## Exercise directions
Look through the listing below and work out how many of its lines hold the word "date". Give only the number.

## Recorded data

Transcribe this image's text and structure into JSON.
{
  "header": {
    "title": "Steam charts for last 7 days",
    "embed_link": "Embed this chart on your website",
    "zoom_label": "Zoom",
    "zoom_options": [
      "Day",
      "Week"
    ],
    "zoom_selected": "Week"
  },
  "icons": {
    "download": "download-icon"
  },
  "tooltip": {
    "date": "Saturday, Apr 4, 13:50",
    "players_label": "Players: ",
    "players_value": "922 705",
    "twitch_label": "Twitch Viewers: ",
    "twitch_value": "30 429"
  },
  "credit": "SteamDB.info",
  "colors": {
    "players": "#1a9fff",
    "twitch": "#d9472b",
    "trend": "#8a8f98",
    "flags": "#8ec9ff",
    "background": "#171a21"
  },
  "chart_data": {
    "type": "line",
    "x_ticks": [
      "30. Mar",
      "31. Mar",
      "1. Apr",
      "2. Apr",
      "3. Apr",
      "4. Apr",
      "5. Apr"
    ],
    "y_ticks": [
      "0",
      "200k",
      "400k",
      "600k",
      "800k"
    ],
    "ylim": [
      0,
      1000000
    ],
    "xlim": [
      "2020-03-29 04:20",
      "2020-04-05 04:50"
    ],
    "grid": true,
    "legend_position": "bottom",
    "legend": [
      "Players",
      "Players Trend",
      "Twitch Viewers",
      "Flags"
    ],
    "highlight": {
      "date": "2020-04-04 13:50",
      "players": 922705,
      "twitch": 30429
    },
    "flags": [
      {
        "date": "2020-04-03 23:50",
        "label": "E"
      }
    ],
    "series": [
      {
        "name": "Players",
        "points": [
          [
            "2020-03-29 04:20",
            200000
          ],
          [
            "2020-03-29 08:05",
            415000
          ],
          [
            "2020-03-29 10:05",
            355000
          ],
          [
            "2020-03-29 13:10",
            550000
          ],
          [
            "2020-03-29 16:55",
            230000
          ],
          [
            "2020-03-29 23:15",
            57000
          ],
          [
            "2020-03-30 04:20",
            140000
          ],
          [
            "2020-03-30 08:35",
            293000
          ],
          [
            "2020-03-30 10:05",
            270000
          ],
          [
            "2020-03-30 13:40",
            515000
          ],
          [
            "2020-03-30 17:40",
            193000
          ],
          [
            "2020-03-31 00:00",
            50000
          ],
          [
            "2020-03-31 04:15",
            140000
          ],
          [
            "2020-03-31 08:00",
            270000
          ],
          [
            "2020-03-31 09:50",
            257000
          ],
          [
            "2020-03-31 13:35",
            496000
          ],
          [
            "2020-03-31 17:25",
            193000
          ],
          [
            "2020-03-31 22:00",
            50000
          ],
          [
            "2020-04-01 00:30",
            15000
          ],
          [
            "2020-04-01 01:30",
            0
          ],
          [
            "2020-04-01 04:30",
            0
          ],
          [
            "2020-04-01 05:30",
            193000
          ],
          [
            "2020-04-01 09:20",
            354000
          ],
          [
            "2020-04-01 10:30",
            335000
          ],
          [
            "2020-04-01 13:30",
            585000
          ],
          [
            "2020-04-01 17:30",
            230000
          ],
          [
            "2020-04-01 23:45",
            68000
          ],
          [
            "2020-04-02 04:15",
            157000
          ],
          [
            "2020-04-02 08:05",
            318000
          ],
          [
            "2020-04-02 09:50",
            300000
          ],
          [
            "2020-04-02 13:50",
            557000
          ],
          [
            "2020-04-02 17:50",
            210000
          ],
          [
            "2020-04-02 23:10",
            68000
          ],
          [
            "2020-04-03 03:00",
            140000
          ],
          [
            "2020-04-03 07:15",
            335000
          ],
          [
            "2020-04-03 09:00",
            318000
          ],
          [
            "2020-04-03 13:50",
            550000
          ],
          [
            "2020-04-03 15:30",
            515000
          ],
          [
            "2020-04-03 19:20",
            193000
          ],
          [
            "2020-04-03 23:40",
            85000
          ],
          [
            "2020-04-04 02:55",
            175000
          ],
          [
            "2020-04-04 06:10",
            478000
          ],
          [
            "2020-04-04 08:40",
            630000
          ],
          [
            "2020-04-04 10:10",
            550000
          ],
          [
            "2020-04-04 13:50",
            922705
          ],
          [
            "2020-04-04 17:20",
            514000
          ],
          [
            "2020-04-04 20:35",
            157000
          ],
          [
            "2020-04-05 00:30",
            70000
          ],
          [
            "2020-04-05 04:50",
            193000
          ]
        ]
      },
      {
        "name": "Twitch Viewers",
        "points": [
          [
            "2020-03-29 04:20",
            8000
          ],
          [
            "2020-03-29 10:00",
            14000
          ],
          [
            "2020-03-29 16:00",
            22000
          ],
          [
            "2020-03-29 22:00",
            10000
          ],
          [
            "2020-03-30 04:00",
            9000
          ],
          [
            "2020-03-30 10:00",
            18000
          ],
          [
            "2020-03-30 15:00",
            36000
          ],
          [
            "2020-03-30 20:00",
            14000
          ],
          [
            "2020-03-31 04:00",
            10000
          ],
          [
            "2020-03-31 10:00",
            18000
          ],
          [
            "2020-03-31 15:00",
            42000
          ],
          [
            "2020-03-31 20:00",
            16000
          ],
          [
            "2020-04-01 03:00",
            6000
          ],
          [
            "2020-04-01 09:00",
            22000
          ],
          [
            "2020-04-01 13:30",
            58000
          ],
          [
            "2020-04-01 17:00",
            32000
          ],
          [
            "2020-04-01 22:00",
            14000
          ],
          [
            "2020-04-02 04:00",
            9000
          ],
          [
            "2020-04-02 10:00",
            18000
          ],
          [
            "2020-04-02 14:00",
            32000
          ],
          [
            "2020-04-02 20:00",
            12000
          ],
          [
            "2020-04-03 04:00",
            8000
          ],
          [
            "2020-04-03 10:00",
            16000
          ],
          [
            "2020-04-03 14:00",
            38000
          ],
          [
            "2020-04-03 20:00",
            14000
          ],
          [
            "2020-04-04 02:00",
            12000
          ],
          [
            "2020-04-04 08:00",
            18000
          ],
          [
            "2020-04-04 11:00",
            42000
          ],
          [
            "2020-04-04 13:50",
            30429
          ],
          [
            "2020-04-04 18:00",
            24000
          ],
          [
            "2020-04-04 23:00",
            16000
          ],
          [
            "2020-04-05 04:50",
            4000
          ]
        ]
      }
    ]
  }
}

## Answer to this exercise
3